Write out every entry exactly as it stands.

BEGIN Recorded information

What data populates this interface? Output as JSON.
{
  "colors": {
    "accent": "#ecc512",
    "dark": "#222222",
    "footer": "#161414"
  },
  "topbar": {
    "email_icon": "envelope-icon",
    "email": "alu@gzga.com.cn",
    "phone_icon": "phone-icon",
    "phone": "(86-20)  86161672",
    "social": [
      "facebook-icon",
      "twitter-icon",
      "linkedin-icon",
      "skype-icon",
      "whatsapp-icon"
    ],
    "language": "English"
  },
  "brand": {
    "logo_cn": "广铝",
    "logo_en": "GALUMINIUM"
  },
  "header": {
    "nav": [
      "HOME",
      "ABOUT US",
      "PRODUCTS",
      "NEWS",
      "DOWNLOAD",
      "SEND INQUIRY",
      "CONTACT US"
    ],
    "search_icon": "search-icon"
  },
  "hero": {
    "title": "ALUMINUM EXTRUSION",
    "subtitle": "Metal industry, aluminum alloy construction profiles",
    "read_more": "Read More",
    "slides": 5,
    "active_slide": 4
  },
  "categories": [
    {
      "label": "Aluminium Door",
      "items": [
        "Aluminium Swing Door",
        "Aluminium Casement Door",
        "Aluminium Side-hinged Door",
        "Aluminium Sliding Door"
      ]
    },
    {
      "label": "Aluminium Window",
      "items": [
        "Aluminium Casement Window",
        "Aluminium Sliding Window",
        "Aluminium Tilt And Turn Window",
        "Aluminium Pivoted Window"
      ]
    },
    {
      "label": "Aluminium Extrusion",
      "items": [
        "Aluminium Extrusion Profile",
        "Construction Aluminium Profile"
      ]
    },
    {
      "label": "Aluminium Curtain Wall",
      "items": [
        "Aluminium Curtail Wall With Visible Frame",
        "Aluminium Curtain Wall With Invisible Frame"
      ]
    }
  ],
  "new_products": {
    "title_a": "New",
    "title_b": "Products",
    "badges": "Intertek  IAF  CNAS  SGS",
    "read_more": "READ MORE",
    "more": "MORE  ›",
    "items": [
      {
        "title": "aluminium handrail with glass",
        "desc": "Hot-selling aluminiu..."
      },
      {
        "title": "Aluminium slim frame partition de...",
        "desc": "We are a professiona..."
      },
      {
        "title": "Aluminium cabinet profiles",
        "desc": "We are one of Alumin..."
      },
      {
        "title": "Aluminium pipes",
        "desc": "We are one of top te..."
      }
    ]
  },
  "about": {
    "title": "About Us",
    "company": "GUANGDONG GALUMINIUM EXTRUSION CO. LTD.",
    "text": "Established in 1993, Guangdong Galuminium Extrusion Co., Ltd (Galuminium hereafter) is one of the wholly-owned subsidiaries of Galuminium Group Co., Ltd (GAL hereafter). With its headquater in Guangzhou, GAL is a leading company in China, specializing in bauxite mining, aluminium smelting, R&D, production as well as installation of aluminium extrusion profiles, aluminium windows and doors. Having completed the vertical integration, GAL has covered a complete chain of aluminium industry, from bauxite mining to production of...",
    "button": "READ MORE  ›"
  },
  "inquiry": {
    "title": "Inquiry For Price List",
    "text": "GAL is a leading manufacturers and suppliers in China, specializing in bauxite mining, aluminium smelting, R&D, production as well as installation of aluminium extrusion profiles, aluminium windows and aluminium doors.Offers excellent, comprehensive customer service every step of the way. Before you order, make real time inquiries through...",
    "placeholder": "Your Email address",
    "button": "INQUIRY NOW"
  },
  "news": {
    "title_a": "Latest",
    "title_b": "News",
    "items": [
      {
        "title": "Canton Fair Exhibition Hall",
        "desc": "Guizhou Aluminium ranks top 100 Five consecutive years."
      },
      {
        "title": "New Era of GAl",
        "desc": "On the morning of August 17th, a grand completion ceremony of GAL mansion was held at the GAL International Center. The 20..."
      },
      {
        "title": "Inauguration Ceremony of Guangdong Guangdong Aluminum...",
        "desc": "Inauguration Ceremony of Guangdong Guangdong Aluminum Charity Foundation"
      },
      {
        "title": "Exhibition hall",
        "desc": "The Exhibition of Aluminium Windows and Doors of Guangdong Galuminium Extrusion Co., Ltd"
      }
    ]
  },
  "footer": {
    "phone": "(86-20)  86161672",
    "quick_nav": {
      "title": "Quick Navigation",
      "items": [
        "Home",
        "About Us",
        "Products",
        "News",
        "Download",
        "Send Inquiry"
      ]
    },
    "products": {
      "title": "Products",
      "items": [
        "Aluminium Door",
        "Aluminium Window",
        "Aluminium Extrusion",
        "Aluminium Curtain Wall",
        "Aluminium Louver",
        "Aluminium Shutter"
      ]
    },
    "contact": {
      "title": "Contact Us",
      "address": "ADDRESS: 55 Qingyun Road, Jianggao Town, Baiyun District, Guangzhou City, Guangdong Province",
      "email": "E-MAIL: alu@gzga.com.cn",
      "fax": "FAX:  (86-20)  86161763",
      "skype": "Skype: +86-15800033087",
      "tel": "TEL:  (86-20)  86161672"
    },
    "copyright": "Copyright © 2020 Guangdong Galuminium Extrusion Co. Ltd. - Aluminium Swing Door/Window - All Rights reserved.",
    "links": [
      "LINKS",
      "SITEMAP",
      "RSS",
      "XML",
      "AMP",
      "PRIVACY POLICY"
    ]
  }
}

END Recorded information

Exercise answer:
What data populates this interface? Output as JSON.
{
  "colors": {
    "accent": "#ecc512",
    "dark": "#222222",
    "footer": "#161414"
  },
  "topbar": {
    "email_icon": "envelope-icon",
    "email": "alu@gzga.com.cn",
    "phone_icon": "phone-icon",
    "phone": "(86-20)  86161672",
    "social": [
      "facebook-icon",
      "twitter-icon",
      "linkedin-icon",
      "skype-icon",
      "whatsapp-icon"
    ],
    "language": "English"
  },
  "brand": {
    "logo_cn": "广铝",
    "logo_en": "GALUMINIUM"
  },
  "header": {
    "nav": [
      "HOME",
      "ABOUT US",
      "PRODUCTS",
      "NEWS",
      "DOWNLOAD",
      "SEND INQUIRY",
      "CONTACT US"
    ],
    "search_icon": "search-icon"
  },
  "hero": {
    "title": "ALUMINUM EXTRUSION",
    "subtitle": "Metal industry, aluminum alloy construction profiles",
    "read_more": "Read More",
    "slides": 5,
    "active_slide": 4
  },
  "categories": [
    {
      "label": "Aluminium Door",
      "items": [
        "Aluminium Swing Door",
        "Aluminium Casement Door",
        "Aluminium Side-hinged Door",
        "Aluminium Sliding Door"
      ]
    },
    {
      "label": "Aluminium Window",
      "items": [
        "Aluminium Casement Window",
        "Aluminium Sliding Window",
        "Aluminium Tilt And Turn Window",
        "Aluminium Pivoted Window"
      ]
    },
    {
      "label": "Aluminium Extrusion",
      "items": [
        "Aluminium Extrusion Profile",
        "Construction Aluminium Profile"
      ]
    },
    {
      "label": "Aluminium Curtain Wall",
      "items": [
        "Aluminium Curtail Wall With Visible Frame",
        "Aluminium Curtain Wall With Invisible Frame"
      ]
    }
  ],
  "new_products": {
    "title_a": "New",
    "title_b": "Products",
    "badges": "Intertek  IAF  CNAS  SGS",
    "read_more": "READ MORE",
    "more": "MORE  ›",
    "items": [
      {
        "title": "aluminium handrail with glass",
        "desc": "Hot-selling aluminiu..."
      },
      {
        "title": "Aluminium slim frame partition de...",
        "desc": "We are a professiona..."
      },
      {
        "title": "Aluminium cabinet profiles",
        "desc": "We are one of Alumin..."
      },
      {
        "title": "Aluminium pipes",
        "desc": "We are one of top te..."
      }
    ]
  },
  "about": {
    "title": "About Us",
    "company": "GUANGDONG GALUMINIUM EXTRUSION CO. LTD.",
    "text": "Established in 1993, Guangdong Galuminium Extrusion Co., Ltd (Galuminium hereafter) is one of the wholly-owned subsidiaries of Galuminium Group Co., Ltd (GAL hereafter). With its headquater in Guangzhou, GAL is a leading company in China, specializing in bauxite mining, aluminium smelting, R&D, production as well as installation of aluminium extrusion profiles, aluminium windows and doors. Having completed the vertical integration, GAL has covered a complete chain of aluminium industry, from bauxite mining to production of...",
    "button": "READ MORE  ›"
  },
  "inquiry": {
    "title": "Inquiry For Price List",
    "text": "GAL is a leading manufacturers and suppliers in China, specializing in bauxite mining, aluminium smelting, R&D, production as well as installation of aluminium extrusion profiles, aluminium windows and aluminium doors.Offers excellent, comprehensive customer service every step of the way. Before you order, make real time inquiries through...",
    "placeholder": "Your Email address",
    "button": "INQUIRY NOW"
  },
  "news": {
    "title_a": "Latest",
    "title_b": "News",
    "items": [
      {
        "title": "Canton Fair Exhibition Hall",
        "desc": "Guizhou Aluminium ranks top 100 Five consecutive years."
      },
      {
        "title": "New Era of GAl",
        "desc": "On the morning of August 17th, a grand completion ceremony of GAL mansion was held at the GAL International Center. The 20..."
      },
      {
        "title": "Inauguration Ceremony of Guangdong Guangdong Aluminum...",
        "desc": "Inauguration Ceremony of Guangdong Guangdong Aluminum Charity Foundation"
      },
      {
        "title": "Exhibition hall",
        "desc": "The Exhibition of Aluminium Windows and Doors of Guangdong Galuminium Extrusion Co., Ltd"
      }
    ]
  },
  "footer": {
    "phone": "(86-20)  86161672",
    "quick_nav": {
      "title": "Quick Navigation",
      "items": [
        "Home",
        "About Us",
        "Products",
        "News",
        "Download",
        "Send Inquiry"
      ]
    },
    "products": {
      "title": "Products",
      "items": [
        "Aluminium Door",
        "Aluminium Window",
        "Aluminium Extrusion",
        "Aluminium Curtain Wall",
        "Aluminium Louver",
        "Aluminium Shutter"
      ]
    },
    "contact": {
      "title": "Contact Us",
      "address": "ADDRESS: 55 Qingyun Road, Jianggao Town, Baiyun District, Guangzhou City, Guangdong Province",
      "email": "E-MAIL: alu@gzga.com.cn",
      "fax": "FAX:  (86-20)  86161763",
      "skype": "Skype: +86-15800033087",
      "tel": "TEL:  (86-20)  86161672"
    },
    "copyright": "Copyright © 2020 Guangdong Galuminium Extrusion Co. Ltd. - Aluminium Swing Door/Window - All Rights reserved.",
    "links": [
      "LINKS",
      "SITEMAP",
      "RSS",
      "XML",
      "AMP",
      "PRIVACY POLICY"
    ]
  }
}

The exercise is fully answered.